───── MATERIALS PROVIDED
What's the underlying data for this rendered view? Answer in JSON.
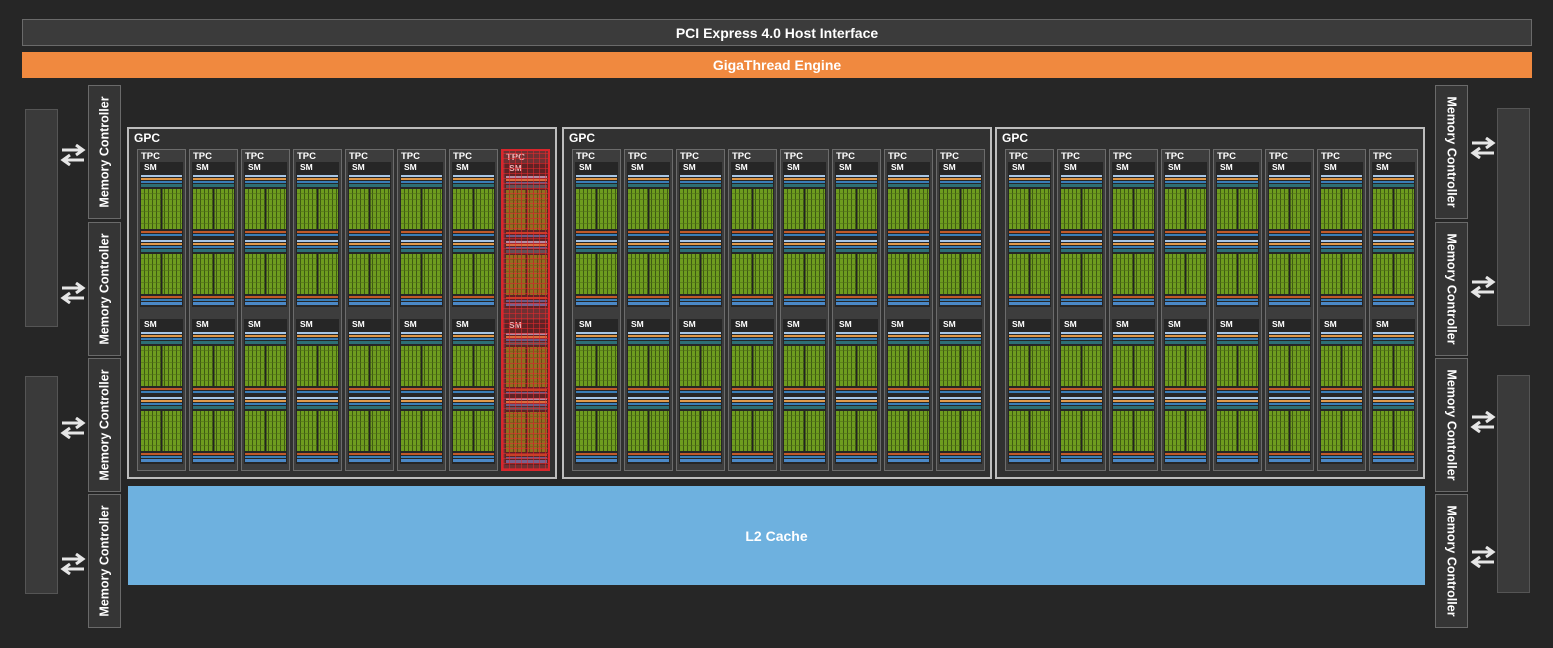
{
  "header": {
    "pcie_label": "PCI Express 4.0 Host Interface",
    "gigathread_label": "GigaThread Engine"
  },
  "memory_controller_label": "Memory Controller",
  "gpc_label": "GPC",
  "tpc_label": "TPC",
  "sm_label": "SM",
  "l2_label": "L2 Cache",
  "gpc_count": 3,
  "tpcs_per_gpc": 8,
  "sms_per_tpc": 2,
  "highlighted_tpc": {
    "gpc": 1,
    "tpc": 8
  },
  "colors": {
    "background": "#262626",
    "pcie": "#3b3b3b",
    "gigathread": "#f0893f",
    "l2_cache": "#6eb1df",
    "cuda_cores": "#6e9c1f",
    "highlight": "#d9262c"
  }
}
──────────
───── MATERIALS PROVIDED
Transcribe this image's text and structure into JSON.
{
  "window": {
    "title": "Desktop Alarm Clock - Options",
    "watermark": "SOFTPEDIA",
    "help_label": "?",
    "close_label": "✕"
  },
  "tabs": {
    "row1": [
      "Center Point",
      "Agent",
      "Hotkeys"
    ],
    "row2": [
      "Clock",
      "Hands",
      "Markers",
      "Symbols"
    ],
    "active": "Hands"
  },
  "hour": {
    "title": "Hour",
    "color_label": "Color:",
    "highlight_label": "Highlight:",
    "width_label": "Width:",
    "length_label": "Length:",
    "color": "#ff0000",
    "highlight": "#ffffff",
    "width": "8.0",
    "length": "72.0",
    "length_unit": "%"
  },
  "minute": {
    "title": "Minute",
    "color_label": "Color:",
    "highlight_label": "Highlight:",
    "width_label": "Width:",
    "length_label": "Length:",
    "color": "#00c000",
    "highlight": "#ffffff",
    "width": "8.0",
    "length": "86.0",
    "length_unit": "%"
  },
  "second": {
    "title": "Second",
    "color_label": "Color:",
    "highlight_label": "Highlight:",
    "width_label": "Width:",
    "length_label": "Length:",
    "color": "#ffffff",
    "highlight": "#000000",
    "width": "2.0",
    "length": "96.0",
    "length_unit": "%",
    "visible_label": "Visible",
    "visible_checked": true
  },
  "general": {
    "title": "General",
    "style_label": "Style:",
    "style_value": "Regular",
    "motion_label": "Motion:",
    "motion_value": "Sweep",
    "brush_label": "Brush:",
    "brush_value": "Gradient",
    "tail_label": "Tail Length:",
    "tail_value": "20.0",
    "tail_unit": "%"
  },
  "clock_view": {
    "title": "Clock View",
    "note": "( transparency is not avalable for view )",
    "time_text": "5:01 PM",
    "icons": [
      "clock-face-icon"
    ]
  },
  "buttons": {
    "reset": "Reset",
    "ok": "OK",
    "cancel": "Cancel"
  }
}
──────────
WORK REQUIRED
Gather every line containing the word "JSON" and copy it.

COMPLETE OUTPUT
What's the underlying data for this rendered view? Answer in JSON.
Transcribe this image's text and structure into JSON.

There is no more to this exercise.